- Recorded data -
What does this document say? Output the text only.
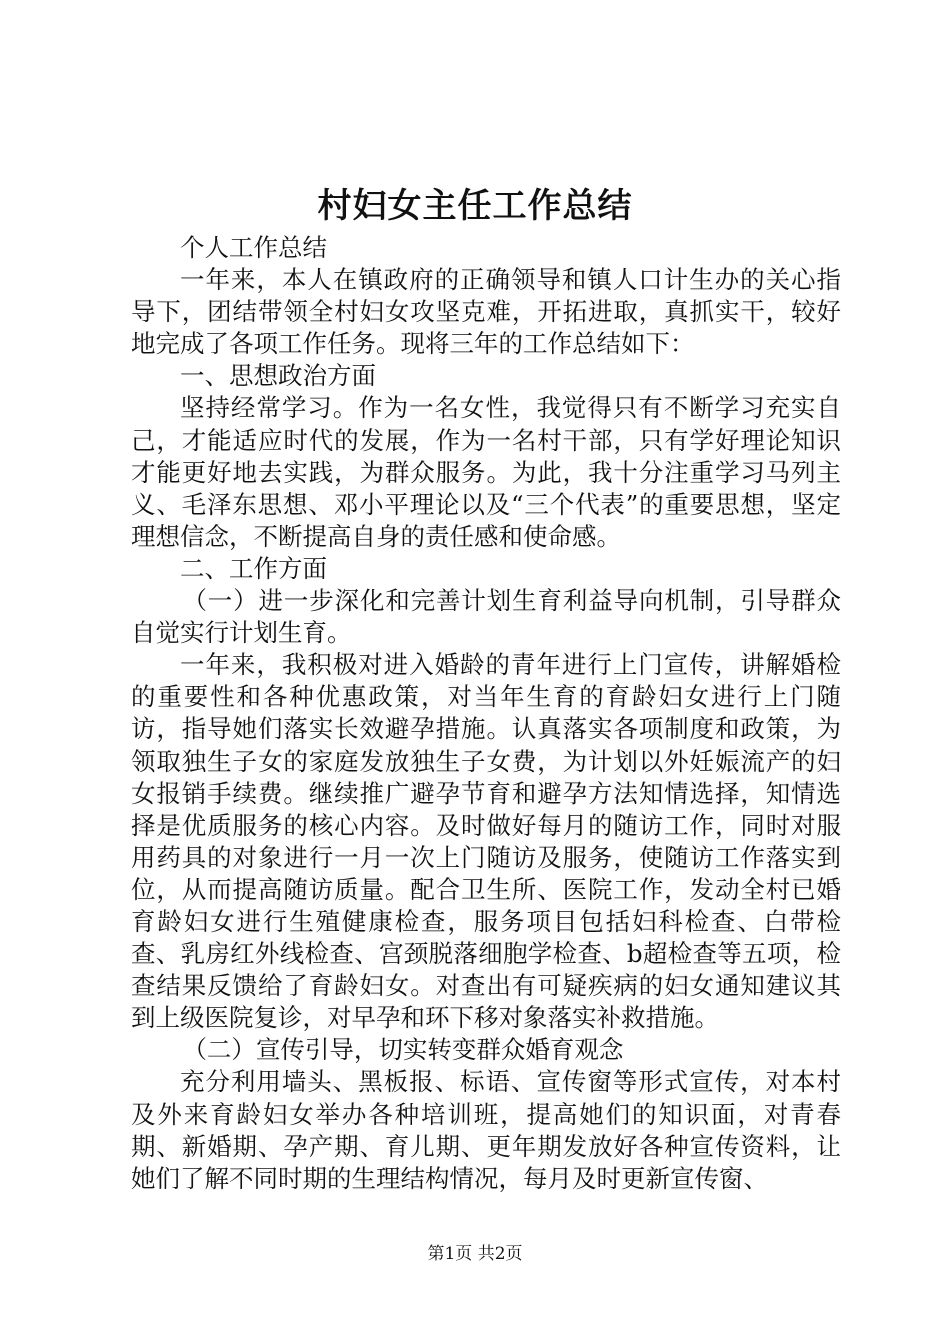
村妇女主任工作总结

个人工作总结

一年来，本人在镇政府的正确领导和镇人口计生办的关心指导下，团结带领全村妇女攻坚克难，开拓进取，真抓实干，较好地完成了各项工作任务。现将三年的工作总结如下：

一、思想政治方面

坚持经常学习。作为一名女性，我觉得只有不断学习充实自己，才能适应时代的发展，作为一名村干部，只有学好理论知识才能更好地去实践，为群众服务。为此，我十分注重学习马列主义、毛泽东思想、邓小平理论以及“三个代表”的重要思想，坚定理想信念，不断提高自身的责任感和使命感。

二、工作方面

（一）进一步深化和完善计划生育利益导向机制，引导群众自觉实行计划生育。

一年来，我积极对进入婚龄的青年进行上门宣传，讲解婚检的重要性和各种优惠政策，对当年生育的育龄妇女进行上门随访，指导她们落实长效避孕措施。认真落实各项制度和政策，为领取独生子女的家庭发放独生子女费，为计划以外妊娠流产的妇女报销手续费。继续推广避孕节育和避孕方法知情选择，知情选择是优质服务的核心内容。及时做好每月的随访工作，同时对服用药具的对象进行一月一次上门随访及服务，使随访工作落实到位，从而提高随访质量。配合卫生所、医院工作，发动全村已婚育龄妇女进行生殖健康检查，服务项目包括妇科检查、白带检查、乳房红外线检查、宫颈脱落细胞学检查、b超检查等五项，检查结果反馈给了育龄妇女。对查出有可疑疾病的妇女通知建议其到上级医院复诊，对早孕和环下移对象落实补救措施。

（二）宣传引导，切实转变群众婚育观念

充分利用墙头、黑板报、标语、宣传窗等形式宣传，对本村及外来育龄妇女举办各种培训班，提高她们的知识面，对青春期、新婚期、孕产期、育儿期、更年期发放好各种宣传资料，让她们了解不同时期的生理结构情况，每月及时更新宣传窗、

第1页 共2页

- YOUR GOAL -
Transcribe the records above verbatim. Do not carry over any picture.

- REPLY TO THE EXERCISE -
What does this document say? Output the text only.
村妇女主任工作总结

个人工作总结

一年来，本人在镇政府的正确领导和镇人口计生办的关心指导下，团结带领全村妇女攻坚克难，开拓进取，真抓实干，较好地完成了各项工作任务。现将三年的工作总结如下：

一、思想政治方面

坚持经常学习。作为一名女性，我觉得只有不断学习充实自己，才能适应时代的发展，作为一名村干部，只有学好理论知识才能更好地去实践，为群众服务。为此，我十分注重学习马列主义、毛泽东思想、邓小平理论以及“三个代表”的重要思想，坚定理想信念，不断提高自身的责任感和使命感。

二、工作方面

（一）进一步深化和完善计划生育利益导向机制，引导群众自觉实行计划生育。

一年来，我积极对进入婚龄的青年进行上门宣传，讲解婚检的重要性和各种优惠政策，对当年生育的育龄妇女进行上门随访，指导她们落实长效避孕措施。认真落实各项制度和政策，为领取独生子女的家庭发放独生子女费，为计划以外妊娠流产的妇女报销手续费。继续推广避孕节育和避孕方法知情选择，知情选择是优质服务的核心内容。及时做好每月的随访工作，同时对服用药具的对象进行一月一次上门随访及服务，使随访工作落实到位，从而提高随访质量。配合卫生所、医院工作，发动全村已婚育龄妇女进行生殖健康检查，服务项目包括妇科检查、白带检查、乳房红外线检查、宫颈脱落细胞学检查、b超检查等五项，检查结果反馈给了育龄妇女。对查出有可疑疾病的妇女通知建议其到上级医院复诊，对早孕和环下移对象落实补救措施。

（二）宣传引导，切实转变群众婚育观念

充分利用墙头、黑板报、标语、宣传窗等形式宣传，对本村及外来育龄妇女举办各种培训班，提高她们的知识面，对青春期、新婚期、孕产期、育儿期、更年期发放好各种宣传资料，让她们了解不同时期的生理结构情况，每月及时更新宣传窗、

第1页 共2页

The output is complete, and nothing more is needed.